LISTED RECORDS ->
------------------------------------------------------------------------
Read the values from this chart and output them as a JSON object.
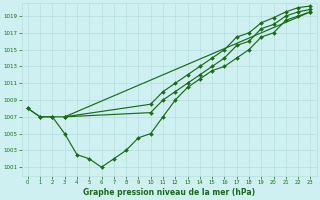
{
  "title": "Graphe pression niveau de la mer (hPa)",
  "bg_color": "#cef0f0",
  "grid_color": "#b8dede",
  "line_color": "#1a6b1a",
  "xlim": [
    -0.5,
    23.5
  ],
  "ylim": [
    1000,
    1020.5
  ],
  "yticks": [
    1001,
    1003,
    1005,
    1007,
    1009,
    1011,
    1013,
    1015,
    1017,
    1019
  ],
  "xticks": [
    0,
    1,
    2,
    3,
    4,
    5,
    6,
    7,
    8,
    9,
    10,
    11,
    12,
    13,
    14,
    15,
    16,
    17,
    18,
    19,
    20,
    21,
    22,
    23
  ],
  "line1_x": [
    0,
    1,
    2,
    3,
    4,
    5,
    6,
    7,
    8,
    9,
    10,
    11,
    12,
    13,
    14,
    15,
    16,
    17,
    18,
    19,
    20,
    21,
    22,
    23
  ],
  "line1_y": [
    1008,
    1007,
    1007,
    1005,
    1002.5,
    1002,
    1001,
    1002,
    1003,
    1004.5,
    1005,
    1007,
    1009,
    1010.5,
    1011.5,
    1012.5,
    1013,
    1014,
    1015,
    1016.5,
    1017,
    1018.5,
    1019,
    1019.5
  ],
  "line2_x": [
    0,
    1,
    2,
    3,
    23
  ],
  "line2_y": [
    1008,
    1007,
    1007,
    1007,
    1019.5
  ],
  "line3_x": [
    3,
    10,
    11,
    12,
    13,
    14,
    15,
    16,
    17,
    18,
    19,
    20,
    21,
    22,
    23
  ],
  "line3_y": [
    1007,
    1007.5,
    1009,
    1010,
    1011,
    1012,
    1013,
    1014,
    1015.5,
    1016,
    1017.5,
    1018,
    1019,
    1019.5,
    1019.8
  ],
  "line4_x": [
    3,
    10,
    11,
    12,
    13,
    14,
    15,
    16,
    17,
    18,
    19,
    20,
    21,
    22,
    23
  ],
  "line4_y": [
    1007,
    1008.5,
    1010,
    1011,
    1012,
    1013,
    1014,
    1015,
    1016.5,
    1017,
    1018.2,
    1018.8,
    1019.5,
    1020,
    1020.2
  ]
}
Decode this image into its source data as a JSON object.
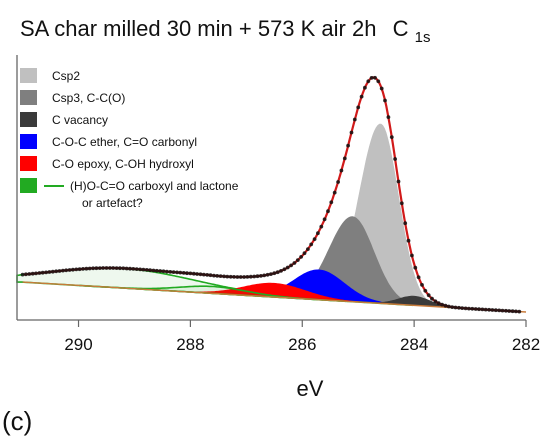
{
  "chart_data": {
    "type": "area",
    "title": "SA char milled 30 min + 573 K air 2h",
    "title_subscript": {
      "main": "C",
      "sub": "1s"
    },
    "panel_label": "(c)",
    "xlabel": "eV",
    "ylabel": "",
    "x_reversed": true,
    "xlim": [
      291.1,
      282.0
    ],
    "ylim": [
      0,
      1.0
    ],
    "x_ticks": [
      290,
      288,
      286,
      284,
      282
    ],
    "x_tick_labels": [
      "290",
      "288",
      "286",
      "284",
      "282"
    ],
    "y_ticks_visible": false,
    "grid": false,
    "legend_position": "top-left",
    "legend": [
      {
        "label": "Csp2",
        "color": "#c0c0c0",
        "marker": "box"
      },
      {
        "label": "Csp3, C-C(O)",
        "color": "#7f7f7f",
        "marker": "box"
      },
      {
        "label": "C vacancy",
        "color": "#3a3a3a",
        "marker": "box"
      },
      {
        "label": "C-O-C ether, C=O carbonyl",
        "color": "#0000ff",
        "marker": "box"
      },
      {
        "label": "C-O epoxy, C-OH hydroxyl",
        "color": "#ff0000",
        "marker": "box"
      },
      {
        "label": "(H)O-C=O carboxyl and lactone",
        "label_line2": "or artefact?",
        "color": "#22aa22",
        "marker": "box-and-line"
      }
    ],
    "background": {
      "x": [
        291.0,
        282.0
      ],
      "y": [
        0.13,
        0.0
      ]
    },
    "series": [
      {
        "name": "Csp2",
        "color": "#c0c0c0",
        "center": 284.6,
        "height": 0.78,
        "width_left": 0.38,
        "width_right": 0.32
      },
      {
        "name": "Csp3, C-C(O)",
        "color": "#7f7f7f",
        "center": 285.1,
        "height": 0.37,
        "width_left": 0.42,
        "width_right": 0.38
      },
      {
        "name": "C vacancy",
        "color": "#3a3a3a",
        "center": 284.0,
        "height": 0.04,
        "width_left": 0.28,
        "width_right": 0.28
      },
      {
        "name": "C-O-C ether, C=O carbonyl",
        "color": "#0000ff",
        "center": 285.7,
        "height": 0.13,
        "width_left": 0.45,
        "width_right": 0.45
      },
      {
        "name": "C-O epoxy, C-OH hydroxyl",
        "color": "#ff0000",
        "center": 286.5,
        "height": 0.06,
        "width_left": 0.55,
        "width_right": 0.55
      },
      {
        "name": "(H)O-C=O carboxyl and lactone",
        "color": "#22aa22",
        "center": 289.2,
        "height": 0.085,
        "width_left": 1.3,
        "width_right": 1.3
      },
      {
        "name": "(H)O-C=O carboxyl and lactone",
        "color": "#22aa22",
        "center": 287.6,
        "height": 0.03,
        "width_left": 0.6,
        "width_right": 0.6
      }
    ],
    "envelope": {
      "color": "#d11a1a",
      "marker_color": "#111111",
      "x_start": 291.0,
      "x_end": 282.1,
      "step": 0.06
    }
  }
}
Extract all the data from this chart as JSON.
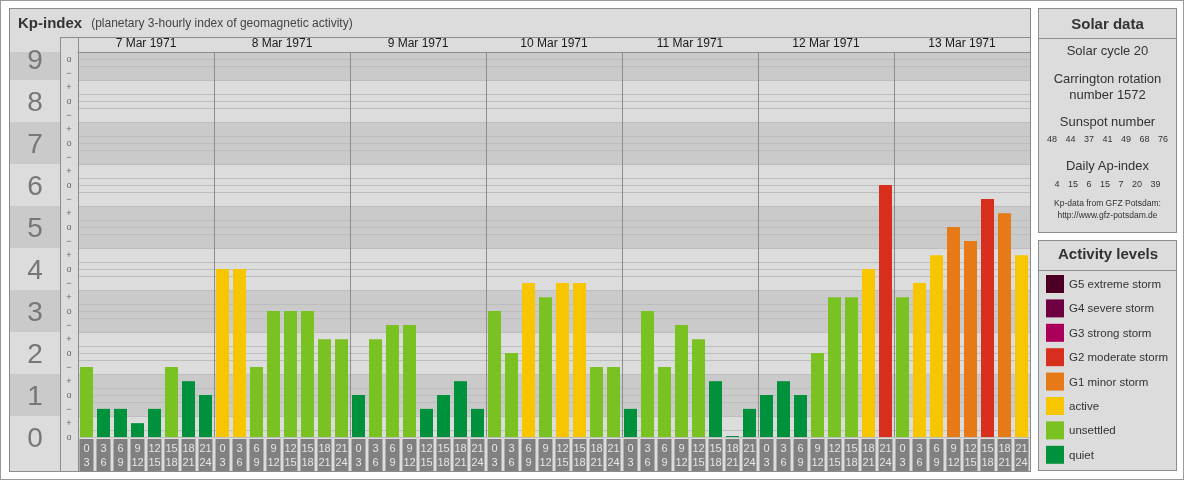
------------------------------------------------------------------------
EXERCISE DIRECTIONS -> Show every line above in which the word "carbonyl" occurs.

RESPONSE TO THE EXERCISE ->
        "label": "C-O-C ether, C=O carbonyl",
        "name": "C-O-C ether, C=O carbonyl",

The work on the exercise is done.